_WRITTEN PROBLEM:_ Pull out every line below containing the word "Garantizar".
** BEGIN AVAILABLE DATA **
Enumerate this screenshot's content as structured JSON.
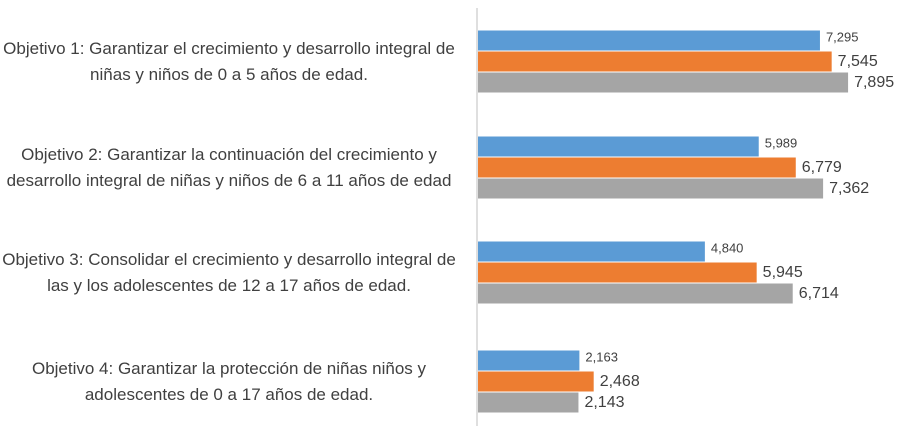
{
  "chart_data": {
    "type": "bar",
    "orientation": "horizontal",
    "categories": [
      "Objetivo 1: Garantizar el crecimiento y desarrollo integral de niñas y niños de 0 a 5 años de edad.",
      "Objetivo 2: Garantizar la continuación del crecimiento y desarrollo integral de niñas y niños de 6 a 11 años de edad",
      "Objetivo 3: Consolidar el crecimiento y desarrollo integral de las y los adolescentes de 12 a 17 años de edad.",
      "Objetivo 4: Garantizar la protección de niñas niños y adolescentes de 0 a 17 años de edad."
    ],
    "series": [
      {
        "color": "#5b9bd5",
        "values": [
          7295,
          5989,
          4840,
          2163
        ],
        "value_labels": [
          "7,295",
          "5,989",
          "4,840",
          "2,163"
        ]
      },
      {
        "color": "#ed7d31",
        "values": [
          7545,
          6779,
          5945,
          2468
        ],
        "value_labels": [
          "7,545",
          "6,779",
          "5,945",
          "2,468"
        ]
      },
      {
        "color": "#a5a5a5",
        "values": [
          7895,
          7362,
          6714,
          2143
        ],
        "value_labels": [
          "7,895",
          "7,362",
          "6,714",
          "2,143"
        ]
      }
    ],
    "xlim": [
      0,
      8000
    ]
  }
}
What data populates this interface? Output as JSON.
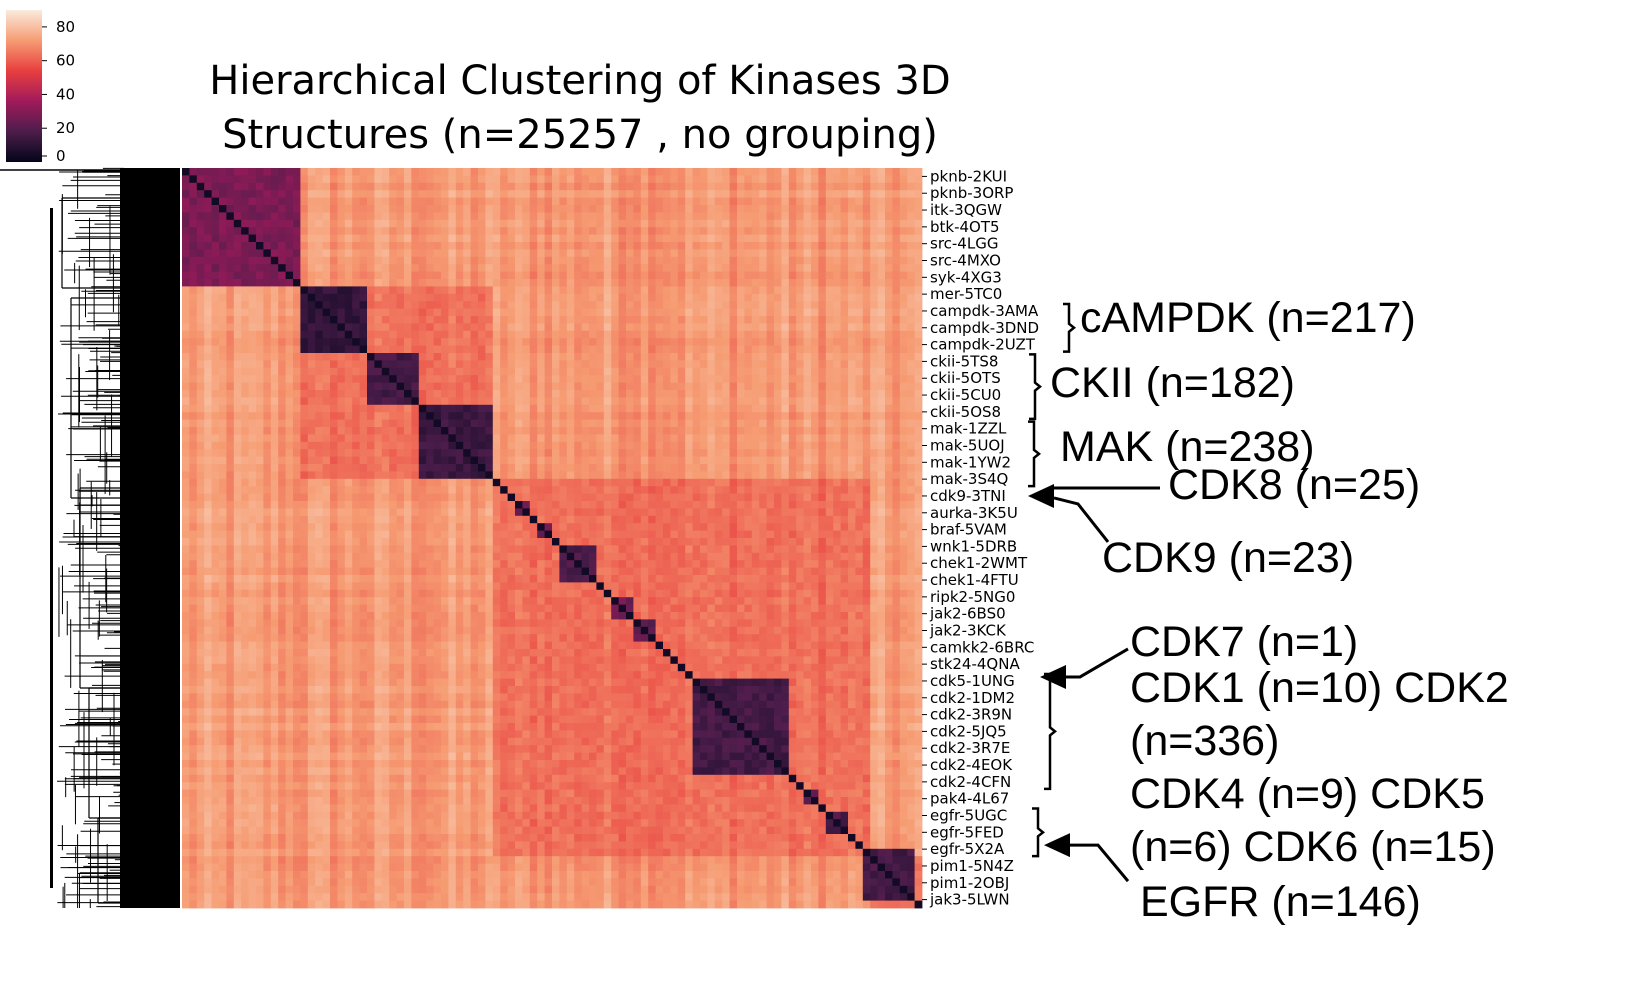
{
  "chart_data": {
    "type": "heatmap",
    "title_lines": [
      "Hierarchical Clustering of Kinases 3D",
      "Structures (n=25257 , no grouping)"
    ],
    "colorbar": {
      "ticks": [
        80,
        60,
        40,
        20,
        0
      ],
      "range": [
        0,
        90
      ]
    },
    "row_labels": [
      "pknb-2KUI",
      "pknb-3ORP",
      "itk-3QGW",
      "btk-4OT5",
      "src-4LGG",
      "src-4MXO",
      "syk-4XG3",
      "mer-5TC0",
      "campdk-3AMA",
      "campdk-3DND",
      "campdk-2UZT",
      "ckii-5TS8",
      "ckii-5OTS",
      "ckii-5CU0",
      "ckii-5OS8",
      "mak-1ZZL",
      "mak-5UOJ",
      "mak-1YW2",
      "mak-3S4Q",
      "cdk9-3TNI",
      "aurka-3K5U",
      "braf-5VAM",
      "wnk1-5DRB",
      "chek1-2WMT",
      "chek1-4FTU",
      "ripk2-5NG0",
      "jak2-6BS0",
      "jak2-3KCK",
      "camkk2-6BRC",
      "stk24-4QNA",
      "cdk5-1UNG",
      "cdk2-1DM2",
      "cdk2-3R9N",
      "cdk2-5JQ5",
      "cdk2-3R7E",
      "cdk2-4EOK",
      "cdk2-4CFN",
      "pak4-4L67",
      "egfr-5UGC",
      "egfr-5FED",
      "egfr-5X2A",
      "pim1-5N4Z",
      "pim1-2OBJ",
      "jak3-5LWN"
    ],
    "clusters": [
      {
        "name": "top",
        "start": 0,
        "end": 0.165,
        "intra": 24
      },
      {
        "name": "campdk",
        "start": 0.165,
        "end": 0.255,
        "intra": 8
      },
      {
        "name": "ckii",
        "start": 0.255,
        "end": 0.325,
        "intra": 12
      },
      {
        "name": "mak",
        "start": 0.325,
        "end": 0.425,
        "intra": 10
      },
      {
        "name": "cdk9",
        "start": 0.425,
        "end": 0.435,
        "intra": 18
      },
      {
        "name": "aurka",
        "start": 0.455,
        "end": 0.475,
        "intra": 22
      },
      {
        "name": "braf",
        "start": 0.485,
        "end": 0.505,
        "intra": 20
      },
      {
        "name": "chek1",
        "start": 0.51,
        "end": 0.56,
        "intra": 14
      },
      {
        "name": "ripk2",
        "start": 0.585,
        "end": 0.61,
        "intra": 22
      },
      {
        "name": "jak2",
        "start": 0.615,
        "end": 0.64,
        "intra": 18
      },
      {
        "name": "cdk",
        "start": 0.695,
        "end": 0.825,
        "intra": 12
      },
      {
        "name": "pak4",
        "start": 0.84,
        "end": 0.86,
        "intra": 20
      },
      {
        "name": "egfr",
        "start": 0.87,
        "end": 0.905,
        "intra": 14
      },
      {
        "name": "pim1",
        "start": 0.925,
        "end": 0.99,
        "intra": 12
      }
    ]
  },
  "annotations": {
    "campdk": "cAMPDK (n=217)",
    "ckii": "CKII (n=182)",
    "mak": "MAK (n=238)",
    "cdk8": "CDK8 (n=25)",
    "cdk9": "CDK9 (n=23)",
    "cdk_lines": [
      "CDK7 (n=1)",
      "CDK1 (n=10) CDK2",
      "(n=336)",
      "CDK4 (n=9) CDK5",
      "(n=6) CDK6 (n=15)"
    ],
    "egfr": "EGFR (n=146)"
  },
  "colors": {
    "cmap": "rocket",
    "line": "#000000"
  }
}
** END AVAILABLE DATA **
_EXERCISE ANSWER:_
      "Objetivo 1: Garantizar el crecimiento y desarrollo integral de niñas y niños de 0 a 5 años de edad.",
      "Objetivo 2: Garantizar la continuación del crecimiento y desarrollo integral de niñas y niños de 6 a 11 años de edad",
      "Objetivo 4: Garantizar la protección de niñas niños y adolescentes de 0 a 17 años de edad."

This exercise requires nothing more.